** To do **
Only lines holding the string "vallouisienne" are wanted; copy each one from the material.

** Data listing **
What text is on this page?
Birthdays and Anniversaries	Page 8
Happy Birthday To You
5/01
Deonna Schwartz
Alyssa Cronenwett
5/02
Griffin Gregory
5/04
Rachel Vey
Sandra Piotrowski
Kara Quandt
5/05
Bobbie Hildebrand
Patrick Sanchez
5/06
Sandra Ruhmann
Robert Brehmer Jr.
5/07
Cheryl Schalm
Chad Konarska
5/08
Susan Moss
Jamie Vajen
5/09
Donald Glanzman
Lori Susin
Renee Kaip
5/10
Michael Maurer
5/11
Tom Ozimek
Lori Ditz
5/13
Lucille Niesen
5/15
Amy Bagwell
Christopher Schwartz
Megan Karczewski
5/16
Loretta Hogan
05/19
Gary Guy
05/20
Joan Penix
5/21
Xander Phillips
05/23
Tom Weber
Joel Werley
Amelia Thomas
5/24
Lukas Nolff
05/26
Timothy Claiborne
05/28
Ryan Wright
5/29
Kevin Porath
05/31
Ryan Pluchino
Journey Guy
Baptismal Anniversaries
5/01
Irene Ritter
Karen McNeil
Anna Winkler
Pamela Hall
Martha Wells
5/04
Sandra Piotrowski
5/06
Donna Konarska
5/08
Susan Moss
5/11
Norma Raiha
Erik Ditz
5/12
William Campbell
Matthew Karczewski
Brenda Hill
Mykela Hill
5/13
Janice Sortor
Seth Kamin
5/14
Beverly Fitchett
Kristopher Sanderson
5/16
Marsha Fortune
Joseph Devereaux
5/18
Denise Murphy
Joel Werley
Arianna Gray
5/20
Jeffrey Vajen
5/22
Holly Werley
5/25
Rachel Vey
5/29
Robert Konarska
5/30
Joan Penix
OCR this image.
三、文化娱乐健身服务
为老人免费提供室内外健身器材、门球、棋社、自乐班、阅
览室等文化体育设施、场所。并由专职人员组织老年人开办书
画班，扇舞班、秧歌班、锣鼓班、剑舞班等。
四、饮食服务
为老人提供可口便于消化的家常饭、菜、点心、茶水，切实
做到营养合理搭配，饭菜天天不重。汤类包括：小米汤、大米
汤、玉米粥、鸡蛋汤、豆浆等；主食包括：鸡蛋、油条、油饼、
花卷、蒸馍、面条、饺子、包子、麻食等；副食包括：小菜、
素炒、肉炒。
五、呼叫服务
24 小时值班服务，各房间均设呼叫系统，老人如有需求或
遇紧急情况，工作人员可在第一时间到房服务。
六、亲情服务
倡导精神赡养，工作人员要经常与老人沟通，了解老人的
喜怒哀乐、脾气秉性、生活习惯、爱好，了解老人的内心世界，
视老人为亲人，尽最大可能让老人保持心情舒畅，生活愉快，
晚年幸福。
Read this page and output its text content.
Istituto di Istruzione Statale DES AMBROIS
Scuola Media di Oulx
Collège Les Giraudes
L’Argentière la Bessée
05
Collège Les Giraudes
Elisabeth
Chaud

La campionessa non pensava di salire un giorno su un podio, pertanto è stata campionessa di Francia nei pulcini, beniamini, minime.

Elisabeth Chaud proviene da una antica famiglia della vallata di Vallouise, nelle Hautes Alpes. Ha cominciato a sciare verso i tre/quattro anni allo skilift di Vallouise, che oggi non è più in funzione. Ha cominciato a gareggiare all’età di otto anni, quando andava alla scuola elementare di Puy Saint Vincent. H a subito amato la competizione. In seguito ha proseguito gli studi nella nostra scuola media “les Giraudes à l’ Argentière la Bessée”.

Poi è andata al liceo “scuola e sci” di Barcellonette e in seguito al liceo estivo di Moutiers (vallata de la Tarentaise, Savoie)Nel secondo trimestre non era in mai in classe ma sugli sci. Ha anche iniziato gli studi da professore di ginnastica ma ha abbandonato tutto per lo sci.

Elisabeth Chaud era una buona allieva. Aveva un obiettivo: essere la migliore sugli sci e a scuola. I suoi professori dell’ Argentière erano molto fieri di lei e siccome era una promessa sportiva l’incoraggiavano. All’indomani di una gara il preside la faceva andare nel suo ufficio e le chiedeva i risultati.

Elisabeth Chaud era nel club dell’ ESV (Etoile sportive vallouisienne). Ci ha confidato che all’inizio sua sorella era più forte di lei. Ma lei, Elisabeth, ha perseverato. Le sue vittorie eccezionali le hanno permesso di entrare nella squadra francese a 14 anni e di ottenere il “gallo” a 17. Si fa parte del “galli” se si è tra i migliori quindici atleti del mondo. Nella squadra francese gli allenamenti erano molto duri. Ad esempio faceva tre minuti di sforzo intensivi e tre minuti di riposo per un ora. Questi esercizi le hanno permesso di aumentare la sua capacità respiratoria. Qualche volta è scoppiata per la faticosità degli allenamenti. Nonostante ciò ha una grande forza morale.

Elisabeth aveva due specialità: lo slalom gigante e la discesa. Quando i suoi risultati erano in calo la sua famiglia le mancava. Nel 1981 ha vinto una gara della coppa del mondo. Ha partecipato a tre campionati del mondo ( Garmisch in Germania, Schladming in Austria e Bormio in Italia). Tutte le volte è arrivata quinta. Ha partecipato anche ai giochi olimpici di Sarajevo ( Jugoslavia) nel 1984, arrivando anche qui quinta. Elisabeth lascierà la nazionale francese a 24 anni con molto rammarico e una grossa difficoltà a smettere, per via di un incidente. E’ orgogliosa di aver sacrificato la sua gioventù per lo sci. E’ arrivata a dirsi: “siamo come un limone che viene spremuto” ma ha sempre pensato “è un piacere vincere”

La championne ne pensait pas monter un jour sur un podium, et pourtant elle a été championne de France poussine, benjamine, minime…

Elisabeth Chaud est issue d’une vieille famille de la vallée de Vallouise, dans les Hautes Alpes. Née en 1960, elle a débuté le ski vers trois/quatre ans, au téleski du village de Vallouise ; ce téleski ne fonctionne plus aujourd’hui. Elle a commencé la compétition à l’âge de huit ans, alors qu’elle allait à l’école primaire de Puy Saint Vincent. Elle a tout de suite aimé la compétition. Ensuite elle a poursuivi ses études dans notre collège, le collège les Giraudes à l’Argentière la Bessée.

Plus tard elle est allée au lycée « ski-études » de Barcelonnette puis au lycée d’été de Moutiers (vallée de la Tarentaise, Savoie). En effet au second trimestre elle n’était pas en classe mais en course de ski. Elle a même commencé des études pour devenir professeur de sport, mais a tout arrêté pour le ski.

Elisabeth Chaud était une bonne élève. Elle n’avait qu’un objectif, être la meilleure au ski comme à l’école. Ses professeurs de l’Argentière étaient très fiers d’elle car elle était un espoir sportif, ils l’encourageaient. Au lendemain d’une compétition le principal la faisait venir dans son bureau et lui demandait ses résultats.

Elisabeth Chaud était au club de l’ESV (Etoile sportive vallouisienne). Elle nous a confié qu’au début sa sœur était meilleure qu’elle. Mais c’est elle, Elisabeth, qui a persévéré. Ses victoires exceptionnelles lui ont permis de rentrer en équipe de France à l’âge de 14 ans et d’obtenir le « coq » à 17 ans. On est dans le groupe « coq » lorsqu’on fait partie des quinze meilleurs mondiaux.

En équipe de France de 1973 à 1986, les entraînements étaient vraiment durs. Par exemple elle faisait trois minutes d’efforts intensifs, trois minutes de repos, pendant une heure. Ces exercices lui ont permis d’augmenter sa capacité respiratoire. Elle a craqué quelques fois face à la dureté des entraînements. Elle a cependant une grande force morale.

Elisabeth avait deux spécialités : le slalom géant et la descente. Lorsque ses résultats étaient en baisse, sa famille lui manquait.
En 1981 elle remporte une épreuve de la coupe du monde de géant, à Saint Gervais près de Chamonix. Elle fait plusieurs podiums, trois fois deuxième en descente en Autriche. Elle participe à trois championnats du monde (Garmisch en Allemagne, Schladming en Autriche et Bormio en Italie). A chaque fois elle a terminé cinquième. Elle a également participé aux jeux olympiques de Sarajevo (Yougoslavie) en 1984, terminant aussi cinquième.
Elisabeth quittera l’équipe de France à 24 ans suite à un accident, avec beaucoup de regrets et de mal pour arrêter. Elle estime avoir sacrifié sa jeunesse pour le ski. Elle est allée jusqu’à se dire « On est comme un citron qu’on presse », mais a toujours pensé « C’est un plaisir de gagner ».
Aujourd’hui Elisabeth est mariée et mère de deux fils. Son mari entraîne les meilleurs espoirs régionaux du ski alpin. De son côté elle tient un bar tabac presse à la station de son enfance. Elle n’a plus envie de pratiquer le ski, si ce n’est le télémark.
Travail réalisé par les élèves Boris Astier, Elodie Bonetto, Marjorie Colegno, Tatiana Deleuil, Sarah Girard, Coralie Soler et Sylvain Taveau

** Right answer **
Elisabeth Chaud era nel club dell’ ESV (Etoile sportive vallouisienne). Ci ha confidato che all’inizio sua sorella era più forte di lei. Ma lei, Elisabeth, ha perseverato. Le sue vittorie eccezionali le hanno permesso di entrare nella squadra francese a 14 anni e di ottenere il “gallo” a 17. Si fa parte del “galli” se si è tra i migliori quindici atleti del mondo. Nella squadra francese gli allenamenti erano molto duri. Ad esempio faceva tre minuti di sforzo intensivi e tre minuti di riposo per un ora. Questi esercizi le hanno permesso di aumentare la sua capacità respiratoria. Qualche volta è scoppiata per la faticosità degli allenamenti. Nonostante ciò ha una grande forza morale.
Elisabeth Chaud était au club de l’ESV (Etoile sportive vallouisienne). Elle nous a confié qu’au début sa sœur était meilleure qu’elle. Mais c’est elle, Elisabeth, qui a persévéré. Ses victoires exceptionnelles lui ont permis de rentrer en équipe de France à l’âge de 14 ans et d’obtenir le « coq » à 17 ans. On est dans le groupe « coq » lorsqu’on fait partie des quinze meilleurs mondiaux.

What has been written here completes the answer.